╭──

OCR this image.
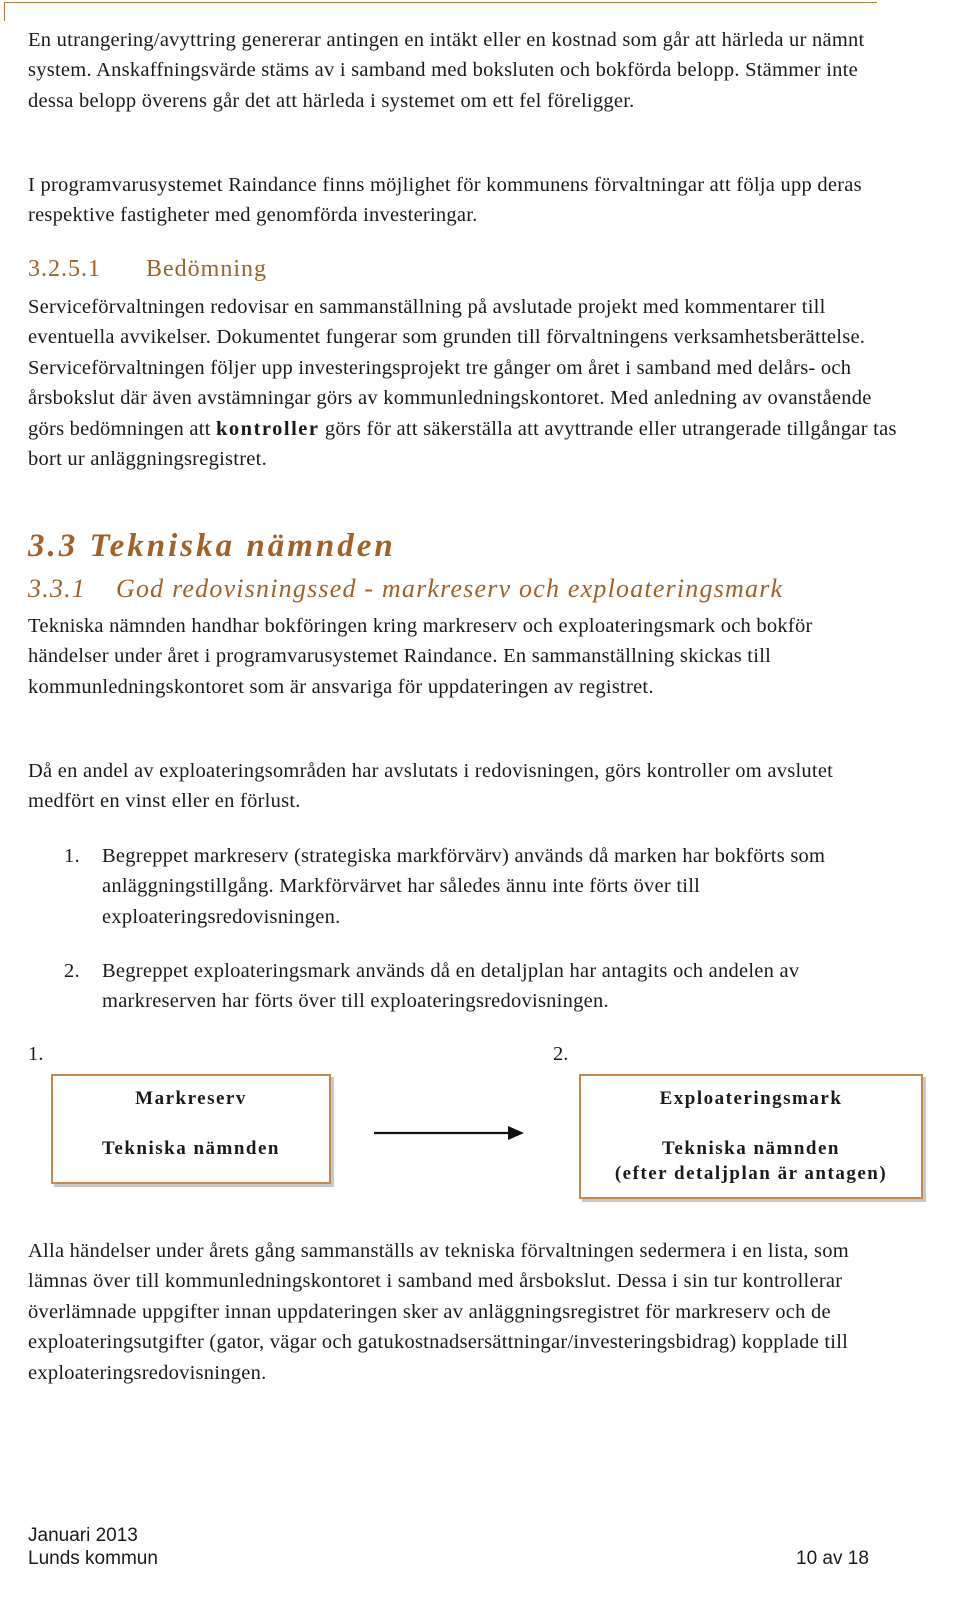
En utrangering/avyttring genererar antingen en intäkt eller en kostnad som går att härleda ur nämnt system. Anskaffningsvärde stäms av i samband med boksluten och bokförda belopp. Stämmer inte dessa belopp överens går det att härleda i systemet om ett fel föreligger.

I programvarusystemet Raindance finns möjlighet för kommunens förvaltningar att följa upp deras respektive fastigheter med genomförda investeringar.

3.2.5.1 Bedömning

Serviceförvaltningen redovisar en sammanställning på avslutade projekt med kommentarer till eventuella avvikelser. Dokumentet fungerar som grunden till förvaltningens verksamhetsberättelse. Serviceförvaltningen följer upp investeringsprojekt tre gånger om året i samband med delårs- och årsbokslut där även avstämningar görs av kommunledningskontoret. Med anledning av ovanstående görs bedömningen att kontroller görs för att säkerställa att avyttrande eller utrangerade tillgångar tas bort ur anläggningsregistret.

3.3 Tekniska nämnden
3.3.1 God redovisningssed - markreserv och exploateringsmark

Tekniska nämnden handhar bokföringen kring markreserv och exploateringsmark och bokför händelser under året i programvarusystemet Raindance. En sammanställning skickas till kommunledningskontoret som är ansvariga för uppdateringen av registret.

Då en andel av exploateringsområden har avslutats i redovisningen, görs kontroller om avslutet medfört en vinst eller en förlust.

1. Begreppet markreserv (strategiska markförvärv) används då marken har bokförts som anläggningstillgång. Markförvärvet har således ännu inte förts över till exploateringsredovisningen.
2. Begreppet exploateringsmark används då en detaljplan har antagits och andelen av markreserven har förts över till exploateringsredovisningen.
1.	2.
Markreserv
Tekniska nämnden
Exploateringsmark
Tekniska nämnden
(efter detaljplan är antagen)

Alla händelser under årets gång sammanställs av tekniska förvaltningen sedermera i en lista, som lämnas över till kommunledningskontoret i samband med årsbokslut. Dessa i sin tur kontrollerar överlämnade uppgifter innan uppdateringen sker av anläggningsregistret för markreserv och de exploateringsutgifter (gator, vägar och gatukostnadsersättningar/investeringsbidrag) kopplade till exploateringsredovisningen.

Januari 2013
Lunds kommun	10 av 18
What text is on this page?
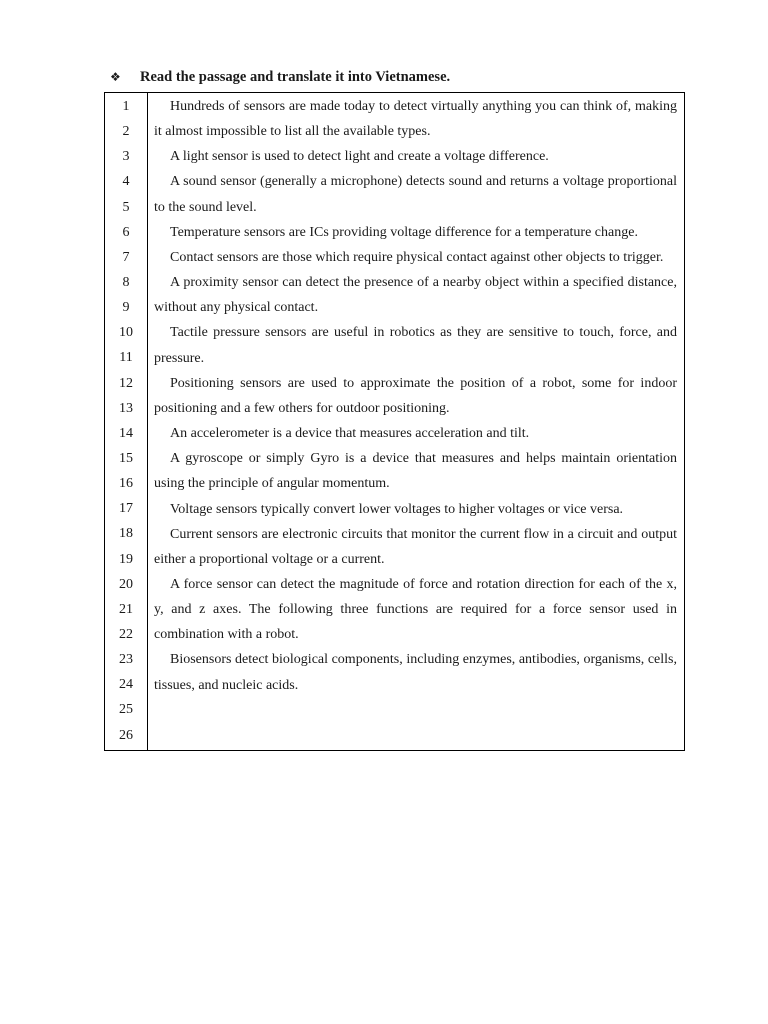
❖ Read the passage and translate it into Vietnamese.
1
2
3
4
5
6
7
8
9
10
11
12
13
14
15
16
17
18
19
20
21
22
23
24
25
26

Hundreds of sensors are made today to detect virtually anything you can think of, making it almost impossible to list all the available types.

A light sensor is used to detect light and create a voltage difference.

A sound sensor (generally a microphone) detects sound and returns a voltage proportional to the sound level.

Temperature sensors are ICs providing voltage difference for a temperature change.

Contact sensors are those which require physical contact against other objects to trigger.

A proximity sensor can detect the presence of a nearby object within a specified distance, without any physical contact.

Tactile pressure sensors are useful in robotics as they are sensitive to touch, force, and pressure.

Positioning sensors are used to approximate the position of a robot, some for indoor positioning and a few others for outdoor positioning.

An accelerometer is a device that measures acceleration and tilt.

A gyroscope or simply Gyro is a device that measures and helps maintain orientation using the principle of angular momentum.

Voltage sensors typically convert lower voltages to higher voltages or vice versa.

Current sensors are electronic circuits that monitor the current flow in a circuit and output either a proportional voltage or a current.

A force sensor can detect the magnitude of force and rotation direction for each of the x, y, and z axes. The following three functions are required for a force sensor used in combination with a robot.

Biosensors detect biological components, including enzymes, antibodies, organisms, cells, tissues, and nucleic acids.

╰──

Work task
Within the data above, filter for lines containing the word "proportional" and copy each one.

Reply to the task
A sound sensor (generally a microphone) detects sound and returns a voltage proportional to the sound level.
Current sensors are electronic circuits that monitor the current flow in a circuit and output either a proportional voltage or a current.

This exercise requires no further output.